━━━━━ Dataset extract

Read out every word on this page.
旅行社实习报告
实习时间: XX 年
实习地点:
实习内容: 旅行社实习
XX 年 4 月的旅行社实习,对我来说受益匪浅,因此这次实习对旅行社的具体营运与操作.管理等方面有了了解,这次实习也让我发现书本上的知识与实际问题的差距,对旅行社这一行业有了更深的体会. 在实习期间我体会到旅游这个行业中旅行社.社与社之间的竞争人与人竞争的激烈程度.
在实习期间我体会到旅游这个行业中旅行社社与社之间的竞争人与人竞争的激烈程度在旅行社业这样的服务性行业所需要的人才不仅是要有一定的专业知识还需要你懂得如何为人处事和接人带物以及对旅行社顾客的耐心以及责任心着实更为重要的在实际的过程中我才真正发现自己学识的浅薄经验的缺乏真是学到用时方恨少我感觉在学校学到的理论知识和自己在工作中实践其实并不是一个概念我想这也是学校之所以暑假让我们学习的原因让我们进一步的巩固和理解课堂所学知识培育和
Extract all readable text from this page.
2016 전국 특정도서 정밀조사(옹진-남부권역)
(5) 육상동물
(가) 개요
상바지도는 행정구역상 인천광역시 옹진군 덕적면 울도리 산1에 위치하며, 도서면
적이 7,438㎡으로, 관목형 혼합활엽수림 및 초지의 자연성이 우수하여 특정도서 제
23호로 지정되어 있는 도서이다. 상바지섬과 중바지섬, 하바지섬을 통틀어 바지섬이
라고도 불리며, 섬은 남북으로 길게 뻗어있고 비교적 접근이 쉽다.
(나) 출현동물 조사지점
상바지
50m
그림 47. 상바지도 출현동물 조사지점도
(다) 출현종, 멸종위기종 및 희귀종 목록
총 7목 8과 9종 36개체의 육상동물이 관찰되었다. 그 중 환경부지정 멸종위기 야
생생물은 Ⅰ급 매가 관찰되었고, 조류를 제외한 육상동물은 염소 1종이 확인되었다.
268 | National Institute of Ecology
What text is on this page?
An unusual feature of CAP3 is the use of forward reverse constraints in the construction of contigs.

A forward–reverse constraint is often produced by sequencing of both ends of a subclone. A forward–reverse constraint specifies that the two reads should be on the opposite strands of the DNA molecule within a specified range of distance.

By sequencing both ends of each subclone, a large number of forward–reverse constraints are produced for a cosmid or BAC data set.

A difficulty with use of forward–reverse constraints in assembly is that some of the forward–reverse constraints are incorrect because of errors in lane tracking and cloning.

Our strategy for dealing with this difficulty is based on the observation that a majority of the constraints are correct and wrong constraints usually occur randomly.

━━━━━━━━━━

Only the lines from the one that contains "What text is on this page?" through the last line should be repeated, each exactly as it stands, with both ends included.

• The result:
What text is on this page?
An unusual feature of CAP3 is the use of forward reverse constraints in the construction of contigs.

A forward–reverse constraint is often produced by sequencing of both ends of a subclone. A forward–reverse constraint specifies that the two reads should be on the opposite strands of the DNA molecule within a specified range of distance.

By sequencing both ends of each subclone, a large number of forward–reverse constraints are produced for a cosmid or BAC data set.

A difficulty with use of forward–reverse constraints in assembly is that some of the forward–reverse constraints are incorrect because of errors in lane tracking and cloning.

Our strategy for dealing with this difficulty is based on the observation that a majority of the constraints are correct and wrong constraints usually occur randomly.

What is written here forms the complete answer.